= Task to complete =
All the data below goes into the copy word for word, but the pictures don't.
BEGIN Supplied material
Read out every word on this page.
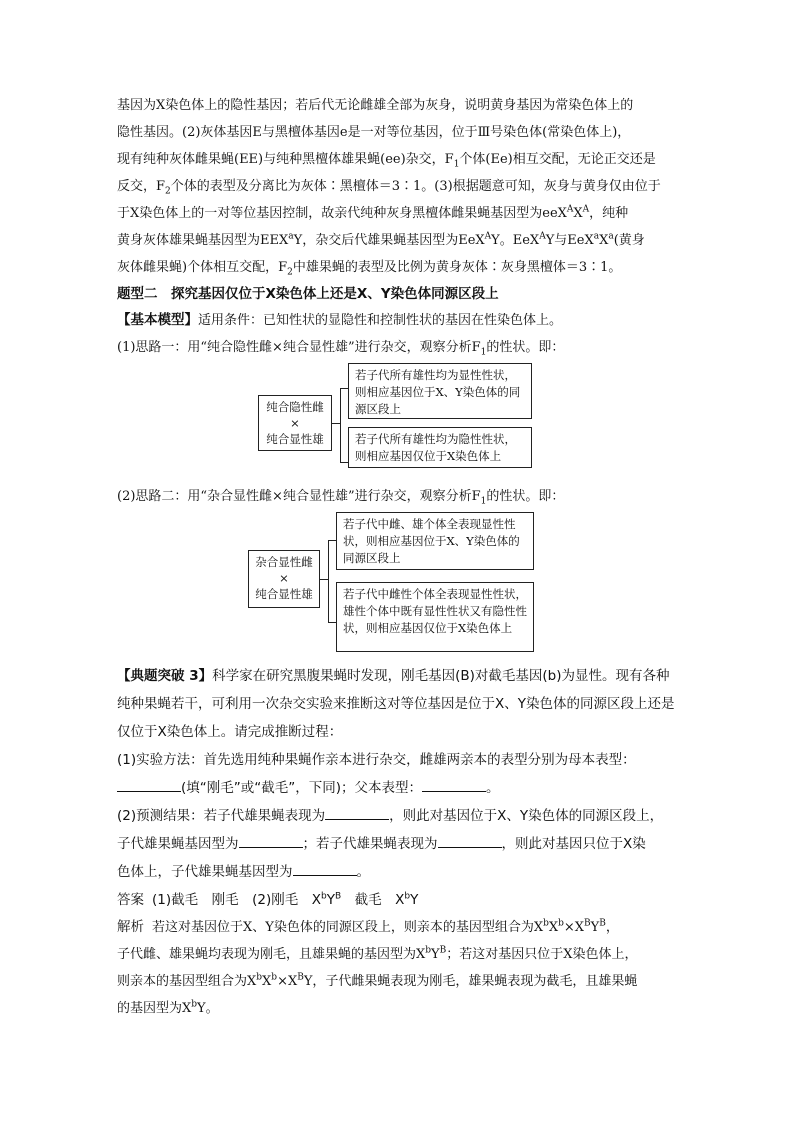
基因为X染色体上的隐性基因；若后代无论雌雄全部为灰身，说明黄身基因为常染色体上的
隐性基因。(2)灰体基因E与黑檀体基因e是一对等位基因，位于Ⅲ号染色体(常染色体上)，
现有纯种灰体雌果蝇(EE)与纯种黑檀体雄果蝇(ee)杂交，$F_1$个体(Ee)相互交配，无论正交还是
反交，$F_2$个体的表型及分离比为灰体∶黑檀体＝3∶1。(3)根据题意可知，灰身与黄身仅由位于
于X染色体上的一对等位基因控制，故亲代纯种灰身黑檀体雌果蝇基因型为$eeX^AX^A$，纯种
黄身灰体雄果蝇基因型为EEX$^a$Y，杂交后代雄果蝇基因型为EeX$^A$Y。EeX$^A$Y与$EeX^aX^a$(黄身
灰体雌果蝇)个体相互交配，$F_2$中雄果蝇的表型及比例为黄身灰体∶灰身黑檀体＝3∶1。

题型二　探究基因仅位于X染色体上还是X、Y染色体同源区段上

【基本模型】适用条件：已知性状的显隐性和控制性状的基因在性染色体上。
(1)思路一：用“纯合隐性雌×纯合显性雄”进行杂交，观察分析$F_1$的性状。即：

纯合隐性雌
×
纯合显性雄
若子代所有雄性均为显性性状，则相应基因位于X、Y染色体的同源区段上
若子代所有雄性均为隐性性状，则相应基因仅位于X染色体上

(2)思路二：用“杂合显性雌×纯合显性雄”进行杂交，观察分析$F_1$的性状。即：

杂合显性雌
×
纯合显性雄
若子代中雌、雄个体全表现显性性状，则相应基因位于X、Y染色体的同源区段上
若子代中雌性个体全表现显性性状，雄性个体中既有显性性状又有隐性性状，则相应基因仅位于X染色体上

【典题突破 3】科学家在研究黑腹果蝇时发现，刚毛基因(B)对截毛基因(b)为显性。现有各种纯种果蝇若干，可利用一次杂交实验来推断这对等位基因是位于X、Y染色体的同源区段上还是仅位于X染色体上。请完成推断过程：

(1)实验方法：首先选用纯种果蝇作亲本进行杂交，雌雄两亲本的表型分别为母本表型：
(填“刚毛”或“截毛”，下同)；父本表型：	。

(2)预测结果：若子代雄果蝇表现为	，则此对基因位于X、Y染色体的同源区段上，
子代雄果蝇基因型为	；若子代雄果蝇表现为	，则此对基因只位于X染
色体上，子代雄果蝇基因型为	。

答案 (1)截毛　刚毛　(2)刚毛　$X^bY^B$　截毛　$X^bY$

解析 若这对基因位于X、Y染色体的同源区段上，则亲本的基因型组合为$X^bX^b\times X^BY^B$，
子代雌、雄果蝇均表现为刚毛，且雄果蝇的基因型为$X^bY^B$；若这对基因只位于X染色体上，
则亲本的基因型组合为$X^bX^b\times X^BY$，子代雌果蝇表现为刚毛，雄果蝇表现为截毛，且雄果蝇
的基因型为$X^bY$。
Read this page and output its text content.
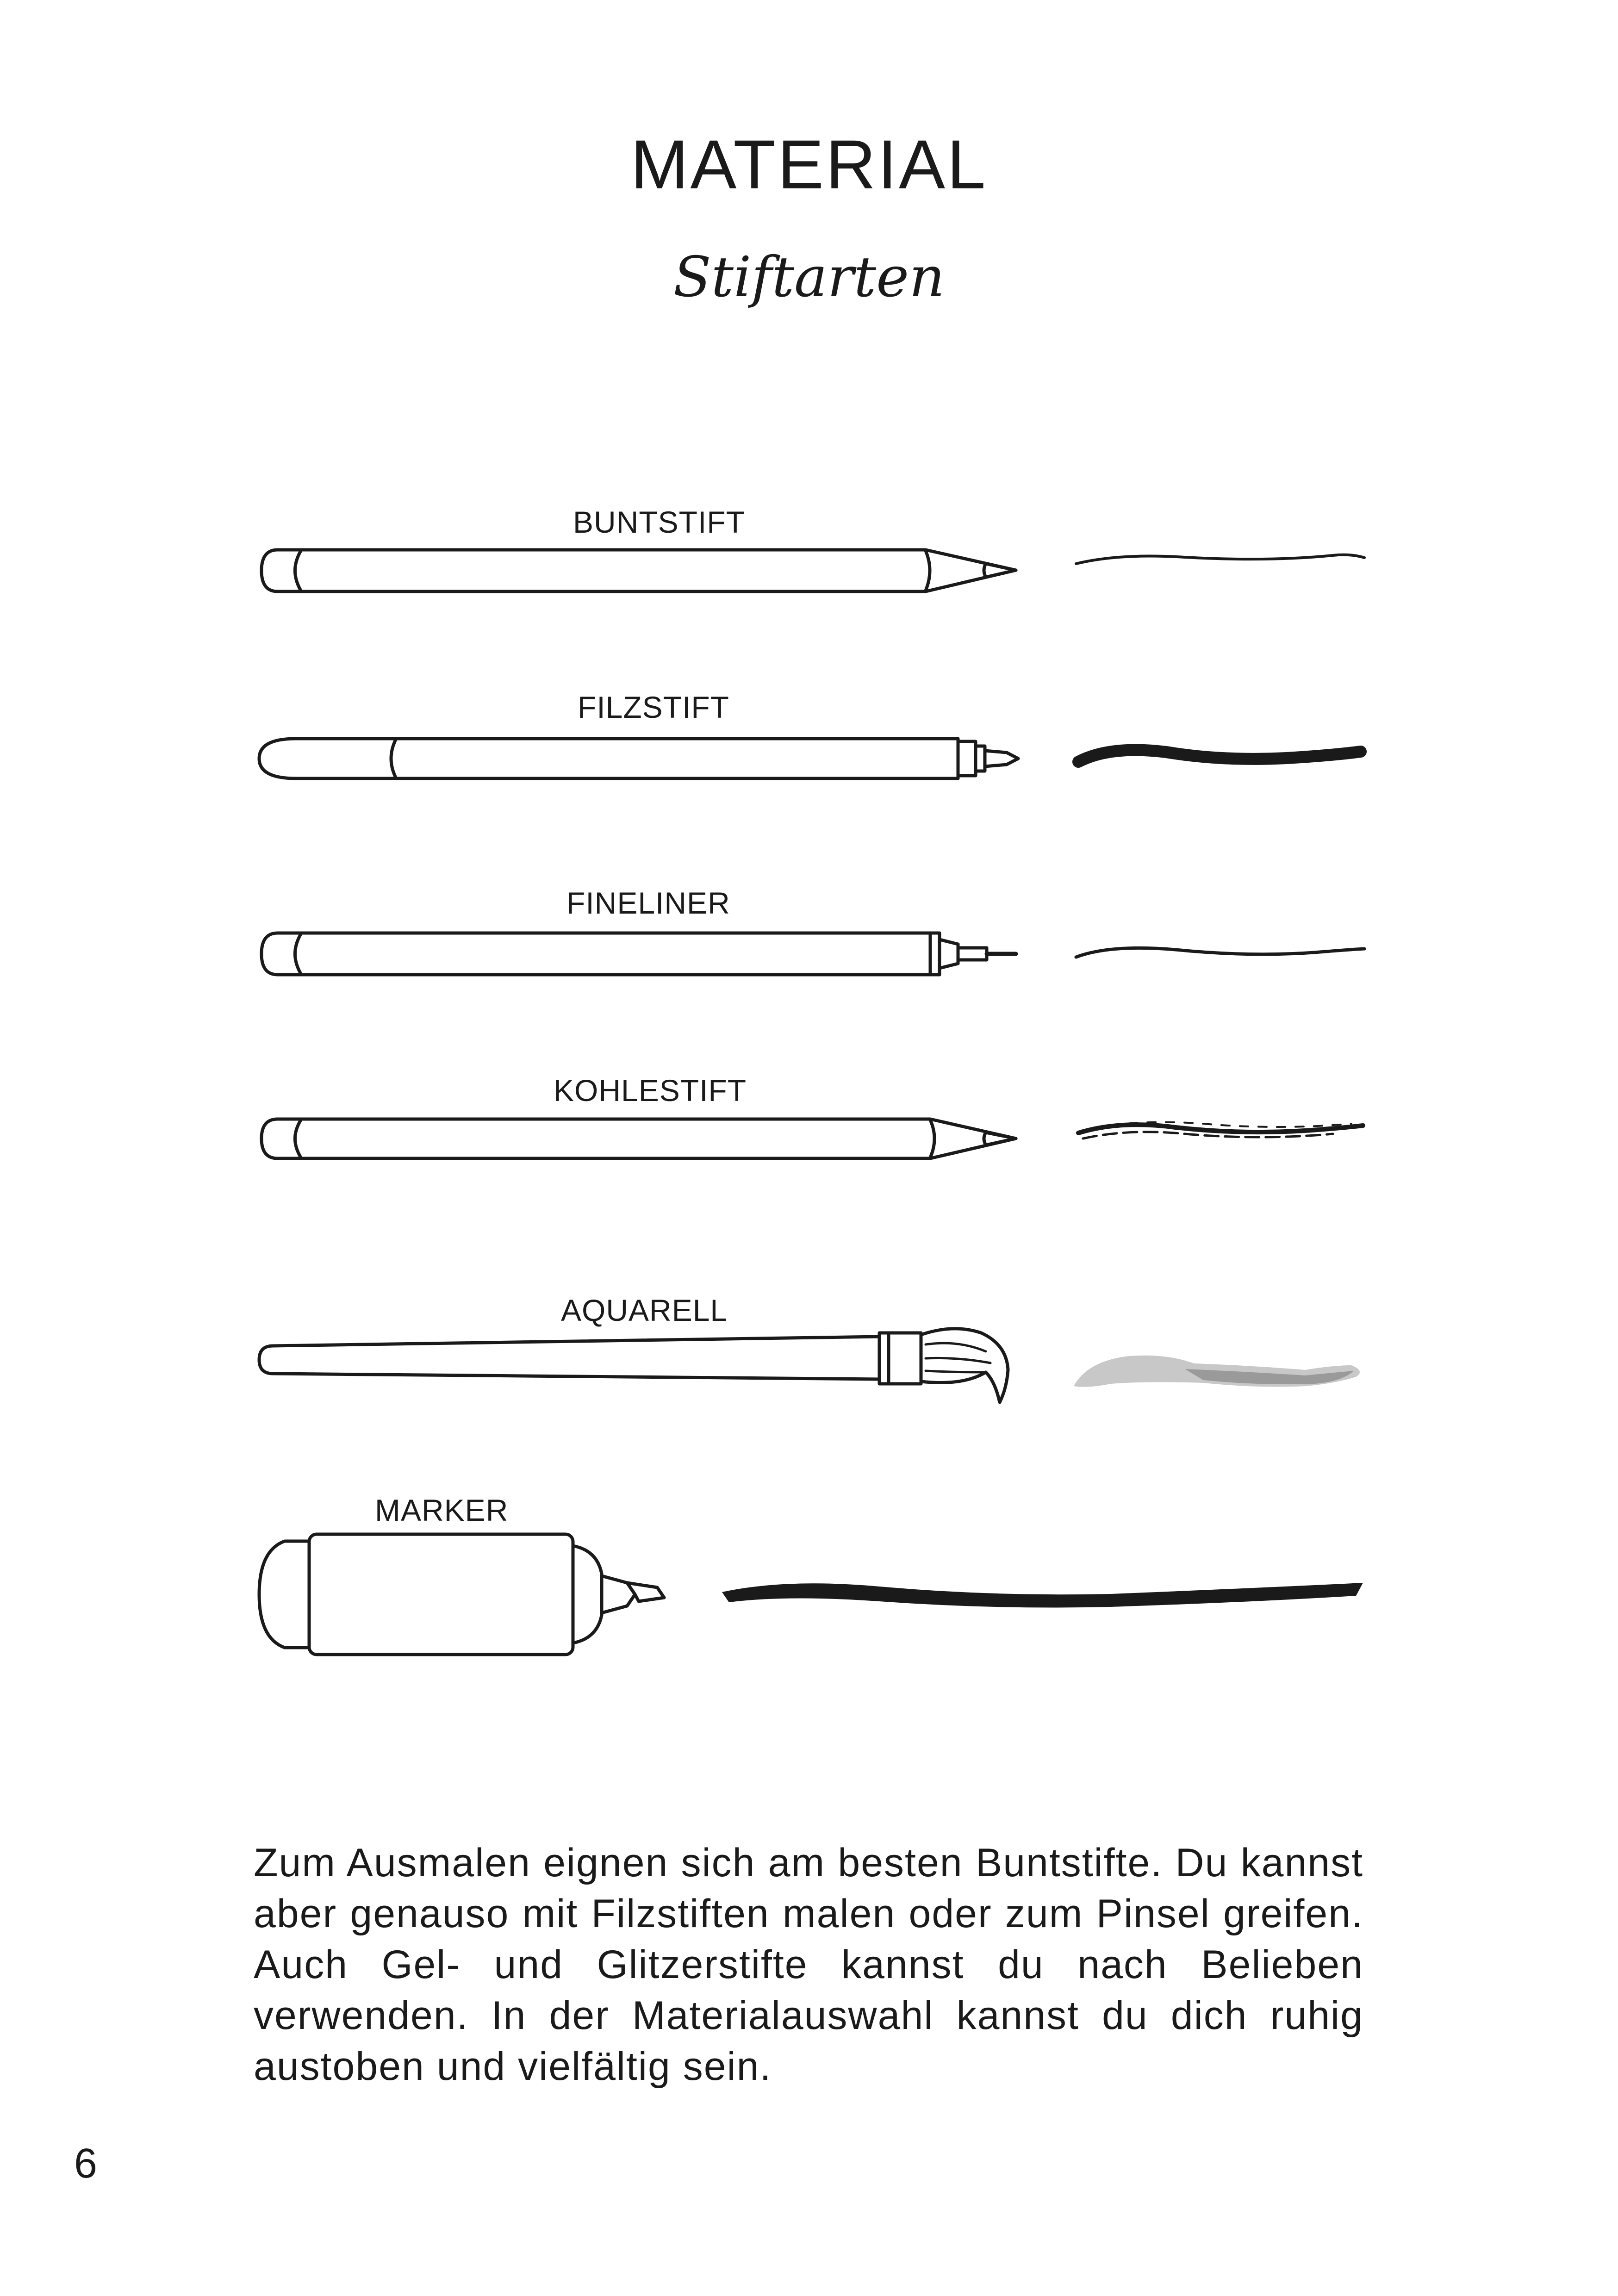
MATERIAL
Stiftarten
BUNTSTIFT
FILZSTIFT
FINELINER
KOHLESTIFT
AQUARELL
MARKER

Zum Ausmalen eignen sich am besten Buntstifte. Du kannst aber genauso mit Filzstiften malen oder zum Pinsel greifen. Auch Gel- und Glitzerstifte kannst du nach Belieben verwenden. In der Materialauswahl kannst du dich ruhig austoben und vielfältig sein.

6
END Supplied material
= Worked solution =
Read out every word on this page.
基因为X染色体上的隐性基因；若后代无论雌雄全部为灰身，说明黄身基因为常染色体上的
隐性基因。(2)灰体基因E与黑檀体基因e是一对等位基因，位于Ⅲ号染色体(常染色体上)，
现有纯种灰体雌果蝇(EE)与纯种黑檀体雄果蝇(ee)杂交，$F_1$个体(Ee)相互交配，无论正交还是
反交，$F_2$个体的表型及分离比为灰体∶黑檀体＝3∶1。(3)根据题意可知，灰身与黄身仅由位于
于X染色体上的一对等位基因控制，故亲代纯种灰身黑檀体雌果蝇基因型为$eeX^AX^A$，纯种
黄身灰体雄果蝇基因型为EEX$^a$Y，杂交后代雄果蝇基因型为EeX$^A$Y。EeX$^A$Y与$EeX^aX^a$(黄身
灰体雌果蝇)个体相互交配，$F_2$中雄果蝇的表型及比例为黄身灰体∶灰身黑檀体＝3∶1。

题型二　探究基因仅位于X染色体上还是X、Y染色体同源区段上

【基本模型】适用条件：已知性状的显隐性和控制性状的基因在性染色体上。
(1)思路一：用“纯合隐性雌×纯合显性雄”进行杂交，观察分析$F_1$的性状。即：

纯合隐性雌
×
纯合显性雄
若子代所有雄性均为显性性状，则相应基因位于X、Y染色体的同源区段上
若子代所有雄性均为隐性性状，则相应基因仅位于X染色体上

(2)思路二：用“杂合显性雌×纯合显性雄”进行杂交，观察分析$F_1$的性状。即：

杂合显性雌
×
纯合显性雄
若子代中雌、雄个体全表现显性性状，则相应基因位于X、Y染色体的同源区段上
若子代中雌性个体全表现显性性状，雄性个体中既有显性性状又有隐性性状，则相应基因仅位于X染色体上

【典题突破 3】科学家在研究黑腹果蝇时发现，刚毛基因(B)对截毛基因(b)为显性。现有各种纯种果蝇若干，可利用一次杂交实验来推断这对等位基因是位于X、Y染色体的同源区段上还是仅位于X染色体上。请完成推断过程：

(1)实验方法：首先选用纯种果蝇作亲本进行杂交，雌雄两亲本的表型分别为母本表型：
(填“刚毛”或“截毛”，下同)；父本表型：	。

(2)预测结果：若子代雄果蝇表现为	，则此对基因位于X、Y染色体的同源区段上，
子代雄果蝇基因型为	；若子代雄果蝇表现为	，则此对基因只位于X染
色体上，子代雄果蝇基因型为	。

答案 (1)截毛　刚毛　(2)刚毛　$X^bY^B$　截毛　$X^bY$

解析 若这对基因位于X、Y染色体的同源区段上，则亲本的基因型组合为$X^bX^b\times X^BY^B$，
子代雌、雄果蝇均表现为刚毛，且雄果蝇的基因型为$X^bY^B$；若这对基因只位于X染色体上，
则亲本的基因型组合为$X^bX^b\times X^BY$，子代雌果蝇表现为刚毛，雄果蝇表现为截毛，且雄果蝇
的基因型为$X^bY$。
Read this page and output its text content.
MATERIAL
Stiftarten
BUNTSTIFT
FILZSTIFT
FINELINER
KOHLESTIFT
AQUARELL
MARKER

Zum Ausmalen eignen sich am besten Buntstifte. Du kannst aber genauso mit Filzstiften malen oder zum Pinsel greifen. Auch Gel- und Glitzerstifte kannst du nach Belieben verwenden. In der Materialauswahl kannst du dich ruhig austoben und vielfältig sein.

6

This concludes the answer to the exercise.